%%

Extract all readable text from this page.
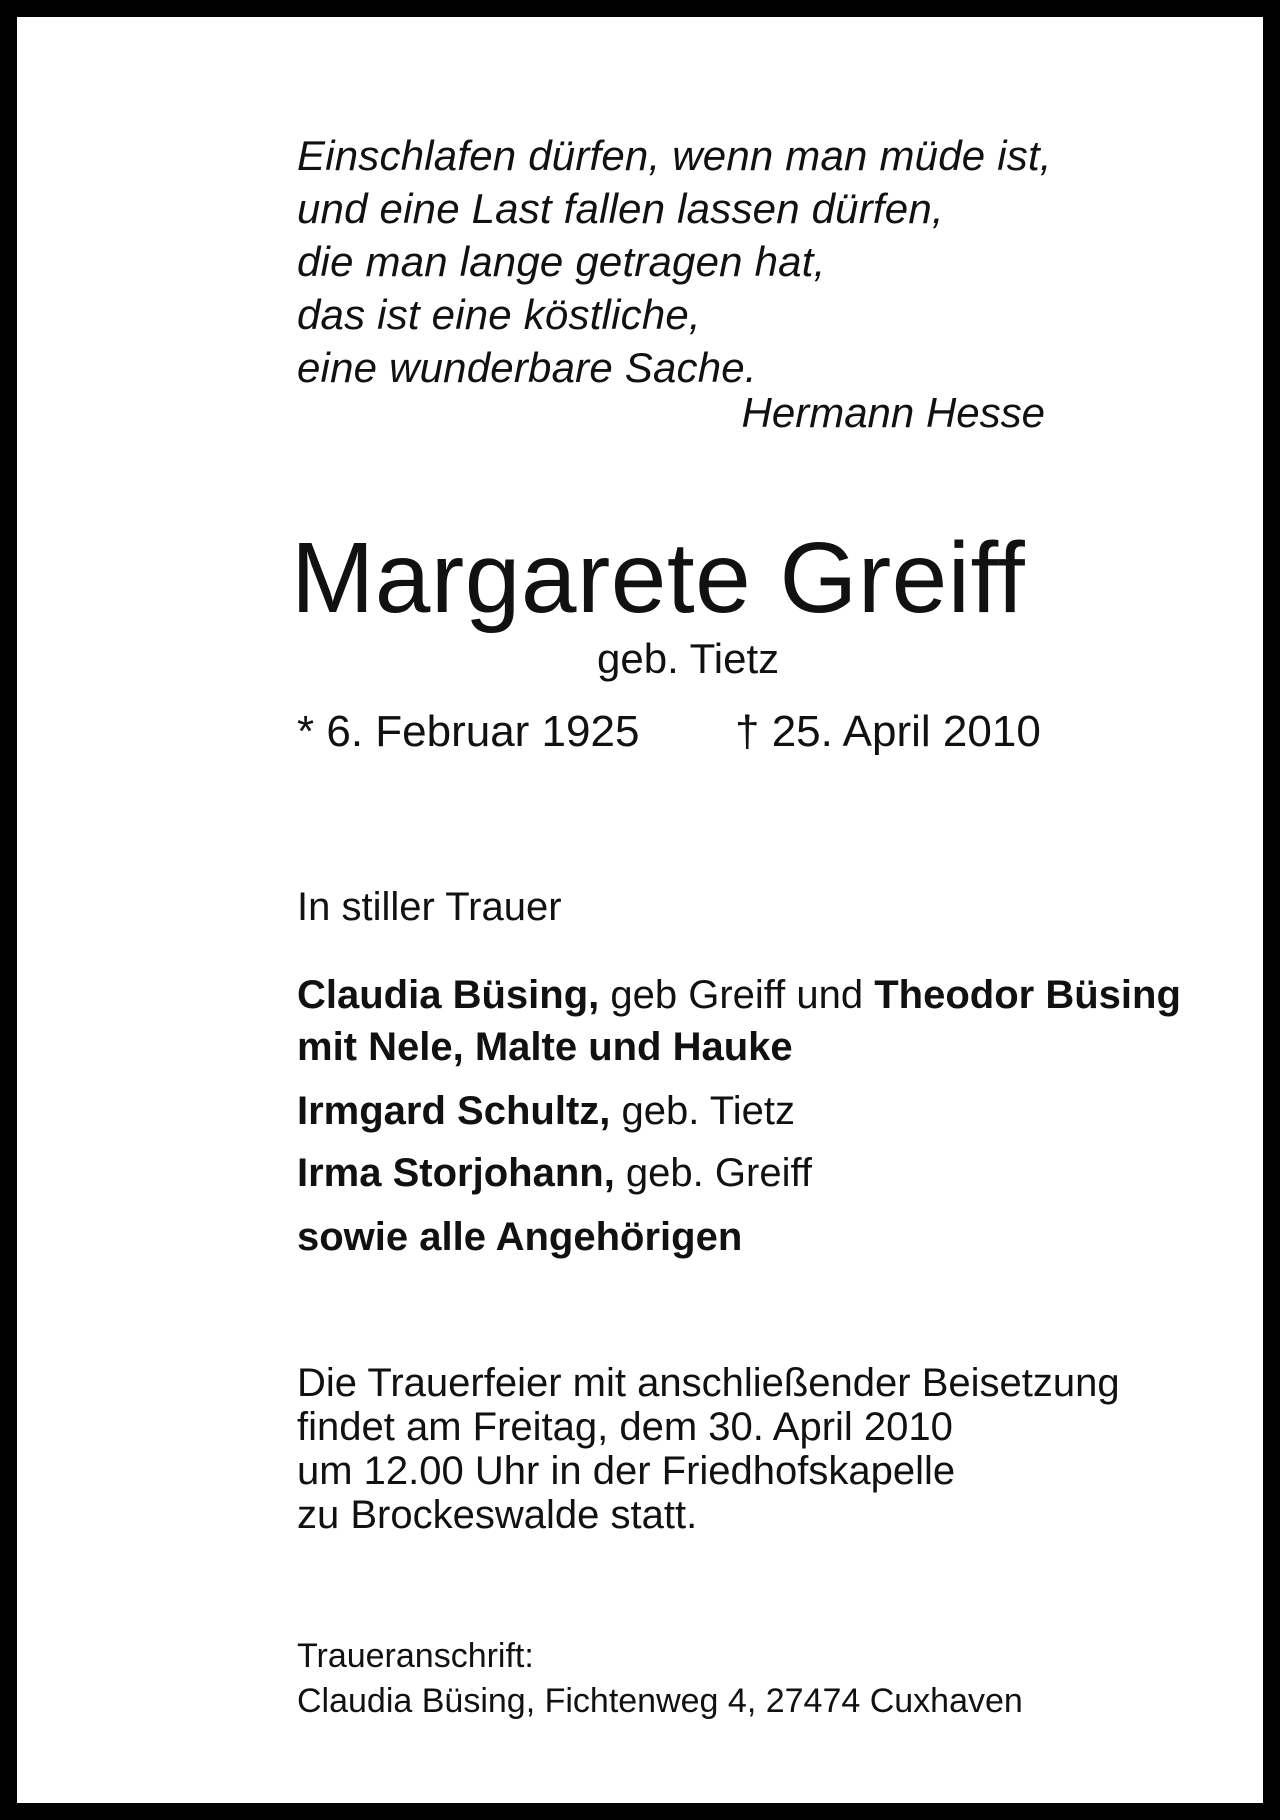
Einschlafen dürfen, wenn man müde ist,
und eine Last fallen lassen dürfen,
die man lange getragen hat,
das ist eine köstliche,
eine wunderbare Sache.
Hermann Hesse
Margarete Greiff
geb. Tietz
* 6. Februar 1925 † 25. April 2010
In stiller Trauer
Claudia Büsing, geb Greiff und Theodor Büsing
mit Nele, Malte und Hauke
Irmgard Schultz, geb. Tietz
Irma Storjohann, geb. Greiff
sowie alle Angehörigen
Die Trauerfeier mit anschließender Beisetzung
findet am Freitag, dem 30. April 2010
um 12.00 Uhr in der Friedhofskapelle
zu Brockeswalde statt.
Traueranschrift:
Claudia Büsing, Fichtenweg 4, 27474 Cuxhaven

%%

> SHORT EXERCISE
Read the entries and pick out all lines that include the word "Greiff".

> CORRECT ANSWER
Margarete Greiff
Claudia Büsing, geb Greiff und Theodor Büsing
Irma Storjohann, geb. Greiff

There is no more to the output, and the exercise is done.